> [YOUR GOAL] Scan the data below and pick out the lines containing the word "this".

(Records contained in a dataset)
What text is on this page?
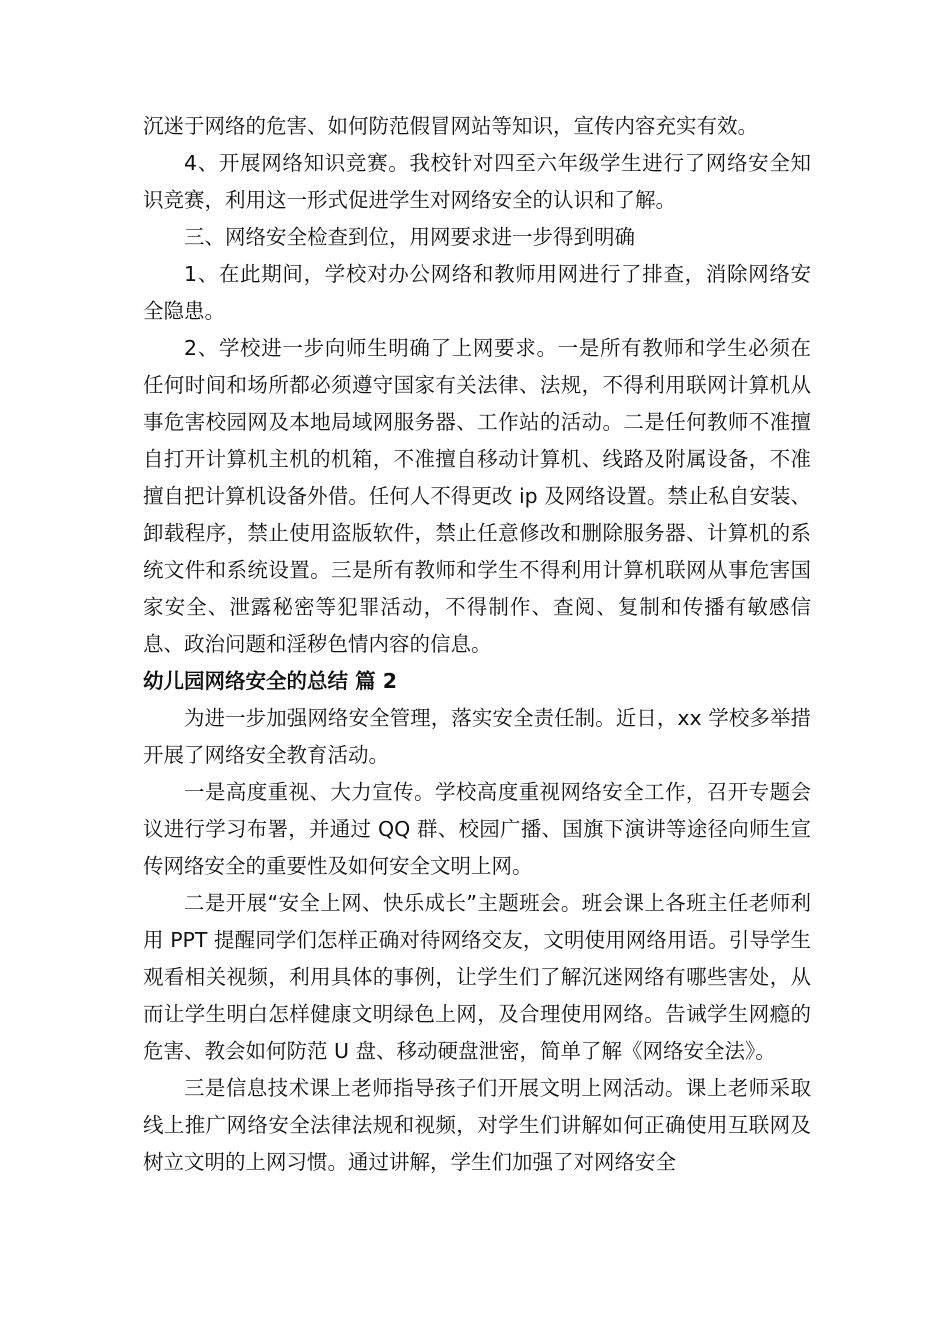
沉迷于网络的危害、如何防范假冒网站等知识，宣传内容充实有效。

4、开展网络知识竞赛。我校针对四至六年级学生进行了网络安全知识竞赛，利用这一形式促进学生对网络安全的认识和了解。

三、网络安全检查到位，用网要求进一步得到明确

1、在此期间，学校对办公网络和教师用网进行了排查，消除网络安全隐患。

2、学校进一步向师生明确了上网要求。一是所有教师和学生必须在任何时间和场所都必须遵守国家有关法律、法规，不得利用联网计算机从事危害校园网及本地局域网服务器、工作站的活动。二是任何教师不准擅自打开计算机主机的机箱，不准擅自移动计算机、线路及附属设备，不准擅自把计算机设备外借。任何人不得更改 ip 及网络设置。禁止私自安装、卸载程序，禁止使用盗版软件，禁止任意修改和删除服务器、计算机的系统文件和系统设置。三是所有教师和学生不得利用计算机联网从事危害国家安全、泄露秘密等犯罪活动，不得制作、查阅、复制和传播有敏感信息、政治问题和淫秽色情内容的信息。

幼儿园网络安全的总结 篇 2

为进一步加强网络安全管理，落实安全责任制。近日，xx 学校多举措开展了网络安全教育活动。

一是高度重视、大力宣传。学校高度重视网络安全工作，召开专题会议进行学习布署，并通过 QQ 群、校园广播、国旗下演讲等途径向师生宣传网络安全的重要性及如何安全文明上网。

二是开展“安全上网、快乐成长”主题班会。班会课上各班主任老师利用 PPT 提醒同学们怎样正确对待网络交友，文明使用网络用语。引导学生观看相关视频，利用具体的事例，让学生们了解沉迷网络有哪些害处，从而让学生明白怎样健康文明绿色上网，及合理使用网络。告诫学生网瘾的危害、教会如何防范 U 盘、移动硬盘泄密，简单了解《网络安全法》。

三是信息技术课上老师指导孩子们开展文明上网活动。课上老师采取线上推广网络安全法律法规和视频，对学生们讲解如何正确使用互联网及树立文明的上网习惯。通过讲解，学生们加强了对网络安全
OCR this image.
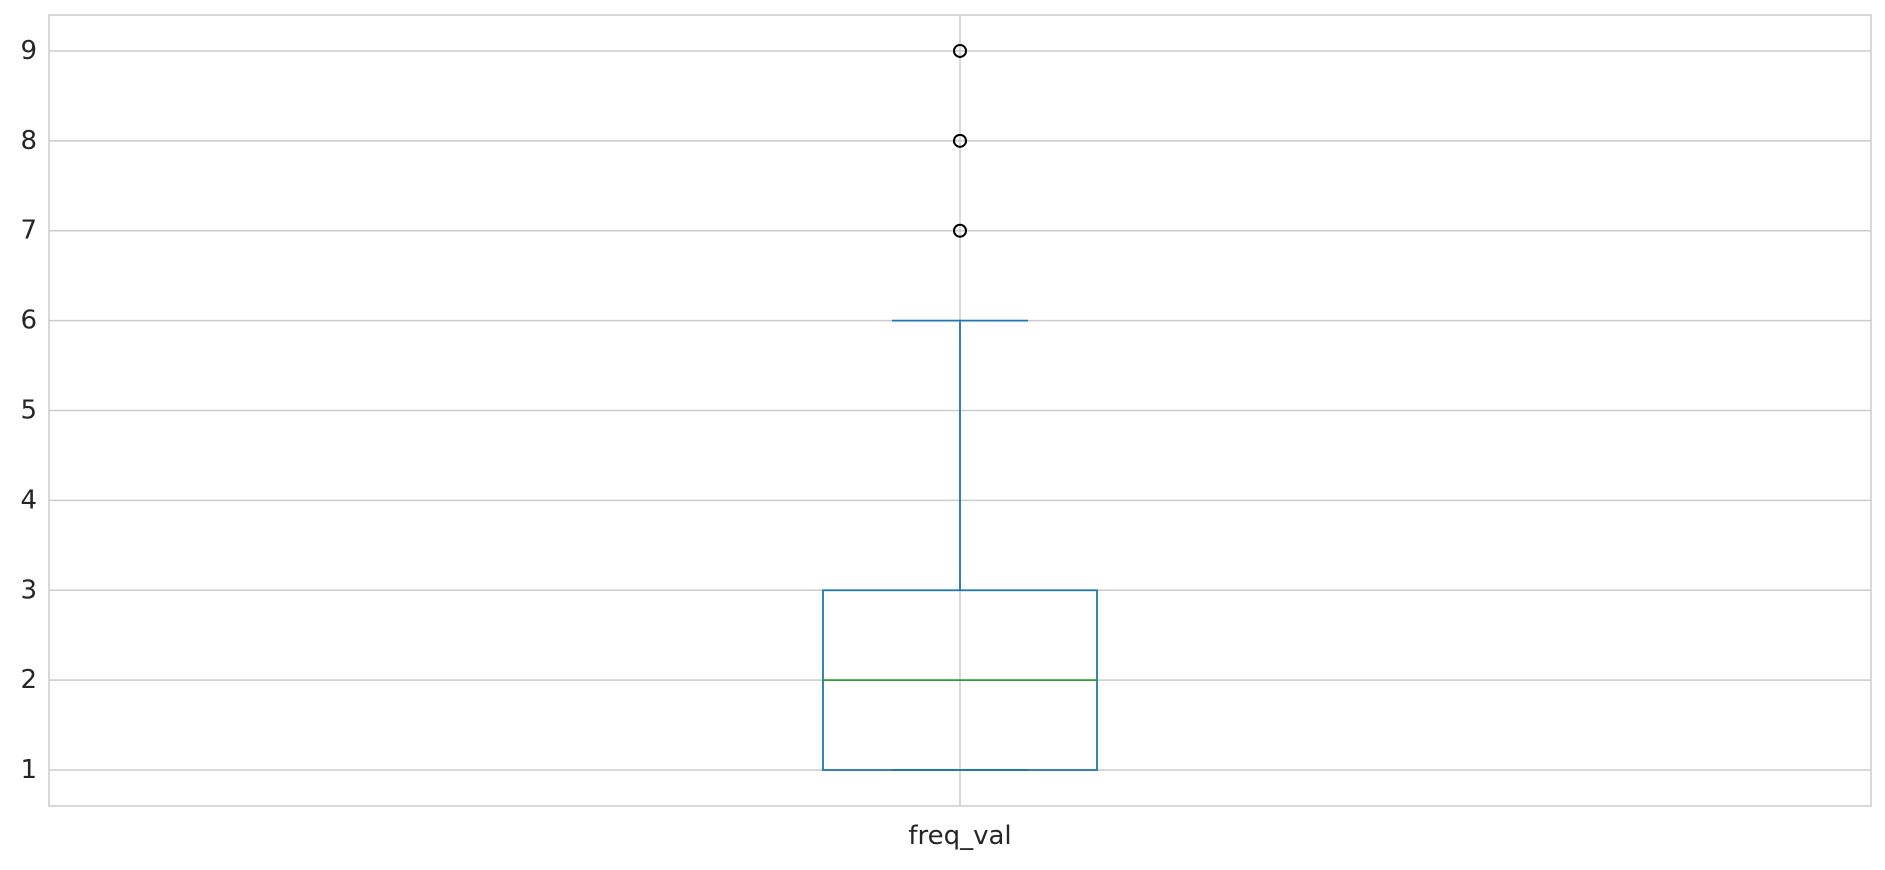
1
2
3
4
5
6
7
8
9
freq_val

> [TASK ANSWER]
What text is on this page?
OCR this image.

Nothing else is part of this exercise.